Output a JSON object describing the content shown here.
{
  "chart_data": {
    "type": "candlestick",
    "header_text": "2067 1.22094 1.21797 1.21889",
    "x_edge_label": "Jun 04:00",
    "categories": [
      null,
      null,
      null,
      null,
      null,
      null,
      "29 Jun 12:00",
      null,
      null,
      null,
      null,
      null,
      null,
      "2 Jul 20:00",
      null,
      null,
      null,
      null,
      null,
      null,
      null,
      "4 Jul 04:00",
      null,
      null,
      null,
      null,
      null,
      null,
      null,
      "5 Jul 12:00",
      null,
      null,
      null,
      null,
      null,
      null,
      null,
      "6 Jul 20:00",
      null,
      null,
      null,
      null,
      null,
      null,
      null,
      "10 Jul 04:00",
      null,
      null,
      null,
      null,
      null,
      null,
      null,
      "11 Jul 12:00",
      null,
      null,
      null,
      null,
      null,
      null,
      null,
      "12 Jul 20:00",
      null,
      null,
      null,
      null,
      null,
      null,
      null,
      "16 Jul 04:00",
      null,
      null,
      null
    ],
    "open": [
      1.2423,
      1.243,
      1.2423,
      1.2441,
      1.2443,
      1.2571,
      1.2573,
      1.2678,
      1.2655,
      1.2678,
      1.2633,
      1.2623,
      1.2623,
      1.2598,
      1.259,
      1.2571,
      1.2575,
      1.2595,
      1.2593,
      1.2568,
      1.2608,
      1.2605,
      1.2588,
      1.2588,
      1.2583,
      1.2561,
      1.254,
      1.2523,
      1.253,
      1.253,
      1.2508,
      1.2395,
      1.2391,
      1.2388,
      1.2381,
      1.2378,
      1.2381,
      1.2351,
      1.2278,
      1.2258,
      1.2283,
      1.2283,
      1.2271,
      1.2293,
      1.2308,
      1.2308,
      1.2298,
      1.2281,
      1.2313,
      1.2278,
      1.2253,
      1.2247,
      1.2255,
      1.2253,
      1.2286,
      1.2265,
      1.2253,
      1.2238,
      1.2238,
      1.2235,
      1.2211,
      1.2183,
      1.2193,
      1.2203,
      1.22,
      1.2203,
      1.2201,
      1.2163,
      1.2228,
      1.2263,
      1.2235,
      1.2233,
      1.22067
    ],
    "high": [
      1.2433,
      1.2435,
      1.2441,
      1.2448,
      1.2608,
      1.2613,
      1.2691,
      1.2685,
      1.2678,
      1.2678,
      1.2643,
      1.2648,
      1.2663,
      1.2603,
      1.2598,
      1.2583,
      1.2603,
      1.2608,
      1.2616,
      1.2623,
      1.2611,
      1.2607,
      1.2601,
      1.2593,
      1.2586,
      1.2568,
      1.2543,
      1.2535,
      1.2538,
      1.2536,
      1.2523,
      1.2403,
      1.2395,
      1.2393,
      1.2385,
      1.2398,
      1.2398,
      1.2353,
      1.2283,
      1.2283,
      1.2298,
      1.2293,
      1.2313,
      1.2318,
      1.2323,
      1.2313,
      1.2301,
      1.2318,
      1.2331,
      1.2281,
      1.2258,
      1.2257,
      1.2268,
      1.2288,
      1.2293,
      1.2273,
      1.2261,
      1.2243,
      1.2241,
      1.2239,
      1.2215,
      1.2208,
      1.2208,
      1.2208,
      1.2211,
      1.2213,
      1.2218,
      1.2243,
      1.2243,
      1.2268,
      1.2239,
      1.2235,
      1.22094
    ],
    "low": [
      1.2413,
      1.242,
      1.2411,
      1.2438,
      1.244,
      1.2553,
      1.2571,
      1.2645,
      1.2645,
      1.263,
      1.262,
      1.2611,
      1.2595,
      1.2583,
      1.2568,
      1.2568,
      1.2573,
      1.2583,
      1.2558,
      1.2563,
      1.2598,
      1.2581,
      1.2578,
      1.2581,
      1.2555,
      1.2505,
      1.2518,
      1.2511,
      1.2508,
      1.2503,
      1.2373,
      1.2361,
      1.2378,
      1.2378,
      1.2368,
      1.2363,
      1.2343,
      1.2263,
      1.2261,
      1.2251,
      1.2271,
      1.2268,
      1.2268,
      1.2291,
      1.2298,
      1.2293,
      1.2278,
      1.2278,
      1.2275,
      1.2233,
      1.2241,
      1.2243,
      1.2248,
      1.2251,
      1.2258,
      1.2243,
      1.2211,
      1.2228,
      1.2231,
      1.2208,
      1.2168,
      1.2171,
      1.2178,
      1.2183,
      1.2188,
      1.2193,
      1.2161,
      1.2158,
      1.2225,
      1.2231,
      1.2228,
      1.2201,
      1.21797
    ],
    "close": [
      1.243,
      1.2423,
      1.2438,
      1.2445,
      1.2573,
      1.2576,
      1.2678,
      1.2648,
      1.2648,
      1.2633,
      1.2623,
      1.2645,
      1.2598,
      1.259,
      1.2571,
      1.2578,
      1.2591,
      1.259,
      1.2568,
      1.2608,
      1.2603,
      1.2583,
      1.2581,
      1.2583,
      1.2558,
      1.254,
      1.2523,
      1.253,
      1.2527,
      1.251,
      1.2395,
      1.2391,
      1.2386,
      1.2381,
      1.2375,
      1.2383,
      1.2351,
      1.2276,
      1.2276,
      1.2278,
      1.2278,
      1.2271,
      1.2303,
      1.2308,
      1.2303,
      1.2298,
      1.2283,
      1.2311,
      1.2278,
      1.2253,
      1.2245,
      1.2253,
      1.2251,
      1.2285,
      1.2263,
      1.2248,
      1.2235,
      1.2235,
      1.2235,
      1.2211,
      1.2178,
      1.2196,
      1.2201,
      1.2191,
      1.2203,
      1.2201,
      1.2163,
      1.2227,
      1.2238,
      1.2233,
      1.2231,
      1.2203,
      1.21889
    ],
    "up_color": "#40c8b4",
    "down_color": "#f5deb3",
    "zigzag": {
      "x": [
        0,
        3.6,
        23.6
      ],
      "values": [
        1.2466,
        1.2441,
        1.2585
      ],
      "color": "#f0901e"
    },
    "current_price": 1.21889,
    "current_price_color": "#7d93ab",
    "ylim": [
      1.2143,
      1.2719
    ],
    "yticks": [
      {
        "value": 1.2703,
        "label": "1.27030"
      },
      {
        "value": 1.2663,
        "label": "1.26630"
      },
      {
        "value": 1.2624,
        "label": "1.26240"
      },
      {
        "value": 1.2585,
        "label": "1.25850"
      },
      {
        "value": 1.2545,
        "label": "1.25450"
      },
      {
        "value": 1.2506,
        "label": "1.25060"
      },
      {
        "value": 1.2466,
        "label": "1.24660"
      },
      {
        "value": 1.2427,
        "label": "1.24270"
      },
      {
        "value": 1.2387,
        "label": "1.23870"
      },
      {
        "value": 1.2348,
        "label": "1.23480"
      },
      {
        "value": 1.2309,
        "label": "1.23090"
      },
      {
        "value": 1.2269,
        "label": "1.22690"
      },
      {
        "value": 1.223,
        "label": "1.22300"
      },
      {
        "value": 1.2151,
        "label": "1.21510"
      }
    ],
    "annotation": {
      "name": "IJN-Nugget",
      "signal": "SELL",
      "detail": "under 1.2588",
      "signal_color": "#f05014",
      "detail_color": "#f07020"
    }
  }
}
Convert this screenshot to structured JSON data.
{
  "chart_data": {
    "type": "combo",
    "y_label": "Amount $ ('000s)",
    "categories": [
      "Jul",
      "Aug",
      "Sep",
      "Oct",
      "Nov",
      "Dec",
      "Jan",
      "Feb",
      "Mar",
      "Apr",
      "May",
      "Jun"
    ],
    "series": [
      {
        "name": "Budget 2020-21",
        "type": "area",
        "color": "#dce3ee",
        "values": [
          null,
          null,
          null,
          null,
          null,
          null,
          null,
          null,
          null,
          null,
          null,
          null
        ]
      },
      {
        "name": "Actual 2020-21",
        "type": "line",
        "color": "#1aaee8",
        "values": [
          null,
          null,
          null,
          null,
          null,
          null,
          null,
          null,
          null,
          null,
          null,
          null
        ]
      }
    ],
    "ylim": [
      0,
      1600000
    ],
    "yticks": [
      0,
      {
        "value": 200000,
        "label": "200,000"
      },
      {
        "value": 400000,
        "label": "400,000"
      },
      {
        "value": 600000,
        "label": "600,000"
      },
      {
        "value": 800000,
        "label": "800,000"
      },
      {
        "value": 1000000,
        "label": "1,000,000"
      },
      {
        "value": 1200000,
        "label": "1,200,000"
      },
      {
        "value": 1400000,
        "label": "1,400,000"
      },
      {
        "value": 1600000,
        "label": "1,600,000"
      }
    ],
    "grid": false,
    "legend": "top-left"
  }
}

→ **WHAT IS ASKED**: Identify all lines in the records above with the word "name".

→ **RIGHT ANSWER**:
      "name": "IJN-Nugget",
        "name": "Budget 2020-21",
        "name": "Actual 2020-21",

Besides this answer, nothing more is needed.